* **Records shown**:
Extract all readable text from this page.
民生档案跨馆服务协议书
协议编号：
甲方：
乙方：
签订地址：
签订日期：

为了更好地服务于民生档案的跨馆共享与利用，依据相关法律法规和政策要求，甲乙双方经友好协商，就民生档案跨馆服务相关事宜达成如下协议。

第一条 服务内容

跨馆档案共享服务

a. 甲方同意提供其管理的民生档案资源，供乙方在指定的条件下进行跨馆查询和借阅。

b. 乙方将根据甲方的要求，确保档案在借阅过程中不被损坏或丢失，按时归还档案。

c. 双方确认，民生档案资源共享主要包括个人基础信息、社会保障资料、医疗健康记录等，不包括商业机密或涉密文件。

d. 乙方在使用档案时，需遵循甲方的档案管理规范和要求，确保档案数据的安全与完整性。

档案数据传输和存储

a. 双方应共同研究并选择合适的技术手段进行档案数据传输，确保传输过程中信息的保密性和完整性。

* **What you have to do**:
Write an exact transcription of every entry above.

* **Reply**:
Extract all readable text from this page.
民生档案跨馆服务协议书
协议编号：
甲方：
乙方：
签订地址：
签订日期：

为了更好地服务于民生档案的跨馆共享与利用，依据相关法律法规和政策要求，甲乙双方经友好协商，就民生档案跨馆服务相关事宜达成如下协议。

第一条 服务内容

跨馆档案共享服务

a. 甲方同意提供其管理的民生档案资源，供乙方在指定的条件下进行跨馆查询和借阅。

b. 乙方将根据甲方的要求，确保档案在借阅过程中不被损坏或丢失，按时归还档案。

c. 双方确认，民生档案资源共享主要包括个人基础信息、社会保障资料、医疗健康记录等，不包括商业机密或涉密文件。

d. 乙方在使用档案时，需遵循甲方的档案管理规范和要求，确保档案数据的安全与完整性。

档案数据传输和存储

a. 双方应共同研究并选择合适的技术手段进行档案数据传输，确保传输过程中信息的保密性和完整性。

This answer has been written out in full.